■ **Job**
Determine how many lines contain the string "style". Respond with that number and nothing more.

■ **Dataset content**
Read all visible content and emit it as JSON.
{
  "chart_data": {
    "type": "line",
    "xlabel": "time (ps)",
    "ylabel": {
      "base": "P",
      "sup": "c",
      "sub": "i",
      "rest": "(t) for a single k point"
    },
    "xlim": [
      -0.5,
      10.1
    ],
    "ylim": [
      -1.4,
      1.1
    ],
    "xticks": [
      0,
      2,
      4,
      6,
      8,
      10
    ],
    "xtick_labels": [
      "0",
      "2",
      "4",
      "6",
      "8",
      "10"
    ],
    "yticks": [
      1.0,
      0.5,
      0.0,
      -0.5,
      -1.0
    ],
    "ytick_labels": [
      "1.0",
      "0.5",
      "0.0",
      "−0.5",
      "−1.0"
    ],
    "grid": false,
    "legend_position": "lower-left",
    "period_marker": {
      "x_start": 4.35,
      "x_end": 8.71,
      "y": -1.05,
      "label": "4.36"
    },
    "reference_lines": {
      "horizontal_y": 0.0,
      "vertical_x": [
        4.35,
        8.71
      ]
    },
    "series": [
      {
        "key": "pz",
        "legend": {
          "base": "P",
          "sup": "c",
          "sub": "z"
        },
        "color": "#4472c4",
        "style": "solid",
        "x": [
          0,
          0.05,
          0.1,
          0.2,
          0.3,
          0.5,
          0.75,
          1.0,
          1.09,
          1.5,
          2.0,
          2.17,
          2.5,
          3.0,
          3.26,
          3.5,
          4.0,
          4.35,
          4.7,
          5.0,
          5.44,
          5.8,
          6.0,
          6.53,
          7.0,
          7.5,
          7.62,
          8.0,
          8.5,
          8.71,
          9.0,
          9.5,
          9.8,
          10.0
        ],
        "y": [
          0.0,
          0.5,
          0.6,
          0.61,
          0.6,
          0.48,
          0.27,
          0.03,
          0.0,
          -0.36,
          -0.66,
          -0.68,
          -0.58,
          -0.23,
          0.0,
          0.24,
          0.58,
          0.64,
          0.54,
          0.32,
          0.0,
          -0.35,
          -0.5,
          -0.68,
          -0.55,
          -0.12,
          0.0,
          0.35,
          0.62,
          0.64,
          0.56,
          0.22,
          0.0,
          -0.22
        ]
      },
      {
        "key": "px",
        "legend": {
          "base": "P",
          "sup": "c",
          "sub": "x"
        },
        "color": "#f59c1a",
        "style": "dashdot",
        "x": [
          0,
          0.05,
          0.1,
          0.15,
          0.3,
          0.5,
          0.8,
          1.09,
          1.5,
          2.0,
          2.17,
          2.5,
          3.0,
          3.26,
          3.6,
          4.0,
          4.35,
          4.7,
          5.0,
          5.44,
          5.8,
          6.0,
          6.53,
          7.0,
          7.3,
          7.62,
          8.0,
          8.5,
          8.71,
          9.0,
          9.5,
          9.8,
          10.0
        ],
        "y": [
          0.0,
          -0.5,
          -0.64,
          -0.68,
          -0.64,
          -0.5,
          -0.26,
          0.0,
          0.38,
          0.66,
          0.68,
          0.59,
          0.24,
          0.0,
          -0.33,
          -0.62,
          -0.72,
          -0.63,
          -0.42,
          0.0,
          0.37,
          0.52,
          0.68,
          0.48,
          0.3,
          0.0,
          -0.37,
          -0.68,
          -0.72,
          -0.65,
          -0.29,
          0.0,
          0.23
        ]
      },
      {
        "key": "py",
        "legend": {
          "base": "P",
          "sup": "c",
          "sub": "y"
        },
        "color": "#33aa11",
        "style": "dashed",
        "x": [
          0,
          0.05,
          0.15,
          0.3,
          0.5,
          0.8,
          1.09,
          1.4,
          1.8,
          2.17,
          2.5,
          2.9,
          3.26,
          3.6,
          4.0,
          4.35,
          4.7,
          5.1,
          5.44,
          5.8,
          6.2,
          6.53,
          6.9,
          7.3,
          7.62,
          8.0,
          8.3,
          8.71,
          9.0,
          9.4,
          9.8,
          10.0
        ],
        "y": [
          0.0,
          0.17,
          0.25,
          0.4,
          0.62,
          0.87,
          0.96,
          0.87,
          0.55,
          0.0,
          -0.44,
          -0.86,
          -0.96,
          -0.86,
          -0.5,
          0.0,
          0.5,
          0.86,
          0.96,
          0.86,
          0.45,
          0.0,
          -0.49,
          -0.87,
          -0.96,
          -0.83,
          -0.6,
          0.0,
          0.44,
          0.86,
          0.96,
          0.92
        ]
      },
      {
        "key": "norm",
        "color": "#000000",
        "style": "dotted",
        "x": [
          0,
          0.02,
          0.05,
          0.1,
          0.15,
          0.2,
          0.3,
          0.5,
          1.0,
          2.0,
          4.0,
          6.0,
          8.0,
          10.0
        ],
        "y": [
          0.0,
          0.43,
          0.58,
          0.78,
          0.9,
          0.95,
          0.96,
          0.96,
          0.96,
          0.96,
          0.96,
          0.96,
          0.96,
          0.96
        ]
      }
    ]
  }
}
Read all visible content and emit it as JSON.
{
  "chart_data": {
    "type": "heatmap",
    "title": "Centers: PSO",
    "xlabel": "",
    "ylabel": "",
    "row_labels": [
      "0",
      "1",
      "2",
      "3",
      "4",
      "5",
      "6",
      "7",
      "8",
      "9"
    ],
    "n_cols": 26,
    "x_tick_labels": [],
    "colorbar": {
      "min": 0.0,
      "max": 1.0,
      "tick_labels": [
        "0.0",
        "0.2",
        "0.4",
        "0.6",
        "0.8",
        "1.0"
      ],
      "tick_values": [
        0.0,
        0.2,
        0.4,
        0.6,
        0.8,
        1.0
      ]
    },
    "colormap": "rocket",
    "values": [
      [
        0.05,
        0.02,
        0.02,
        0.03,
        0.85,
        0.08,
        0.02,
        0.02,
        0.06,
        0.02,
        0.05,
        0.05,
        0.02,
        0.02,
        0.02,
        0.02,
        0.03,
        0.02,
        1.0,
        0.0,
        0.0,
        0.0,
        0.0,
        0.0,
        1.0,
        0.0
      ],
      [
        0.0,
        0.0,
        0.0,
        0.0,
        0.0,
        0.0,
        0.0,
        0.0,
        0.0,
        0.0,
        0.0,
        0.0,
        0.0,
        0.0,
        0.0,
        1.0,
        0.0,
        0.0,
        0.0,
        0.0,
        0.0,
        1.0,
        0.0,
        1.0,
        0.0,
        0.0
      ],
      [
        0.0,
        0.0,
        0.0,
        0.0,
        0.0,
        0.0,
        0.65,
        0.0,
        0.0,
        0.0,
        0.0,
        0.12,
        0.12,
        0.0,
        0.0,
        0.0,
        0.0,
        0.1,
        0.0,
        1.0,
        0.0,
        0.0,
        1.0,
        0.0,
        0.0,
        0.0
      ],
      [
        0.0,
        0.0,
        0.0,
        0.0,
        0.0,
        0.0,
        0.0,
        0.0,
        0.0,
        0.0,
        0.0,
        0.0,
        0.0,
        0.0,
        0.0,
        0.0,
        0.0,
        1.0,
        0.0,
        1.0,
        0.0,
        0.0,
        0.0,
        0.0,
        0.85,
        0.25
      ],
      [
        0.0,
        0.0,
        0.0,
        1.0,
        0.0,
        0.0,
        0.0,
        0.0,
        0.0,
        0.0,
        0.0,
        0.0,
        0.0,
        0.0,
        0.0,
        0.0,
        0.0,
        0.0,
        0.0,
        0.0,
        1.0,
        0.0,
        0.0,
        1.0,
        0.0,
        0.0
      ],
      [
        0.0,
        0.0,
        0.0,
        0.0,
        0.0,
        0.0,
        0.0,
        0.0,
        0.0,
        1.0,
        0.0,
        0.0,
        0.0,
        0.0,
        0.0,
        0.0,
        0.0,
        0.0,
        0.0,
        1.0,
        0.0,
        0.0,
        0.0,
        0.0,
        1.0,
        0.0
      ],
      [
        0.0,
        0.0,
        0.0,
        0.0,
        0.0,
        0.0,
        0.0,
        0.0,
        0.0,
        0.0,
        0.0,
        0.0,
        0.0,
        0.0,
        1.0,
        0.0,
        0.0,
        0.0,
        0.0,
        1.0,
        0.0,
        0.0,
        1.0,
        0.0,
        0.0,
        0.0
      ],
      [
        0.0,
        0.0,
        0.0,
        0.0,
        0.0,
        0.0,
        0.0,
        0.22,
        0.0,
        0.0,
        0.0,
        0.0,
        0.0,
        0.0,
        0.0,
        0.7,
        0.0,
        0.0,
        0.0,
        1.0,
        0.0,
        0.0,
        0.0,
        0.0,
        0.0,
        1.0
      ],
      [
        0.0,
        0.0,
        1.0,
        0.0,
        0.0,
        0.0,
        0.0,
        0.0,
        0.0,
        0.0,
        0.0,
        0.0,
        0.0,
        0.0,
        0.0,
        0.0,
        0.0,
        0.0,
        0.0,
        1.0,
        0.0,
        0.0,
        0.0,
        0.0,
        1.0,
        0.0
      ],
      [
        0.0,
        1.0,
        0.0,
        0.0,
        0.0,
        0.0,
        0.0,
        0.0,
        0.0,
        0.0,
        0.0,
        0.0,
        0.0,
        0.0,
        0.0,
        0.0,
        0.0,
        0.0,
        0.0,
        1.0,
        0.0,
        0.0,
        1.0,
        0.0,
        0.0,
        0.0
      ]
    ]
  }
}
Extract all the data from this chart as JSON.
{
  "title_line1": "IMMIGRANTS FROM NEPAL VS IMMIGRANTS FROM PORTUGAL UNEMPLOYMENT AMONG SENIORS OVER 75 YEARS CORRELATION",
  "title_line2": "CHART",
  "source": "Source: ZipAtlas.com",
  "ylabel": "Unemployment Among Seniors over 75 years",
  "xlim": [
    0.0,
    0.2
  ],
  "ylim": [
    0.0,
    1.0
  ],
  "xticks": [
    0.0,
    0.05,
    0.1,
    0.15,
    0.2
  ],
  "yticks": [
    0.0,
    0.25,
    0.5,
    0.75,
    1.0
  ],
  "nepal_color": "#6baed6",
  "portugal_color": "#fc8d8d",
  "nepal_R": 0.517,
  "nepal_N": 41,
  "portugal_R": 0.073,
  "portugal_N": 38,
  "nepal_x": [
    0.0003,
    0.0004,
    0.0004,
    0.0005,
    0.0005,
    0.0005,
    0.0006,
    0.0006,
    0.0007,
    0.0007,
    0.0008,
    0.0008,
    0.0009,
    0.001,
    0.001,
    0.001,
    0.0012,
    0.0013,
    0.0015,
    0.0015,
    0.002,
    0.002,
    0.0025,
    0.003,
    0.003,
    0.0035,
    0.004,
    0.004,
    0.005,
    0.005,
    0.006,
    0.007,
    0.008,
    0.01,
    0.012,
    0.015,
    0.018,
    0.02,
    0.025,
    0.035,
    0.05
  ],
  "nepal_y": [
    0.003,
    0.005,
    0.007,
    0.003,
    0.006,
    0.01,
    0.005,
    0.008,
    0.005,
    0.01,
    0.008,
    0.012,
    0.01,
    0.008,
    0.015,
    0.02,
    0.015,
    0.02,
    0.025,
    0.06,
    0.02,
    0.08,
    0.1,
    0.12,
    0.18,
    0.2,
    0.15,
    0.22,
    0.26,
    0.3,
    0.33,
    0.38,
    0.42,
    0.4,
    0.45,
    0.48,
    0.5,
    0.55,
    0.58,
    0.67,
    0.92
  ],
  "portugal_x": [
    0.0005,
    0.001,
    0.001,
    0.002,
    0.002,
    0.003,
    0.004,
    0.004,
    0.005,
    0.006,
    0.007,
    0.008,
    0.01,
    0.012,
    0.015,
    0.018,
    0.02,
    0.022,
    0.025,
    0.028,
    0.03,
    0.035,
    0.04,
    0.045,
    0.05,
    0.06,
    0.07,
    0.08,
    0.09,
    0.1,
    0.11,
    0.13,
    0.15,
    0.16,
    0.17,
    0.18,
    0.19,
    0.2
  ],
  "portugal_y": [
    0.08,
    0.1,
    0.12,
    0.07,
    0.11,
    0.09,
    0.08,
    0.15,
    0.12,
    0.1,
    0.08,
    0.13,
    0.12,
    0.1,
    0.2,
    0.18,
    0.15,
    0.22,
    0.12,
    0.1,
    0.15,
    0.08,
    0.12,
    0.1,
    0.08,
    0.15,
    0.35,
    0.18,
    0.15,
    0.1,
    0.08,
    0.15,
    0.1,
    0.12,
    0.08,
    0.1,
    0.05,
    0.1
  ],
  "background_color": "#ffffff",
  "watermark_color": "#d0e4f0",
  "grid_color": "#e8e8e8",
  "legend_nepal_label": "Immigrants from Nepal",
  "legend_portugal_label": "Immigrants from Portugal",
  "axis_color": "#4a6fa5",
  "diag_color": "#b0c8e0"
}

■ **Output of the task**
4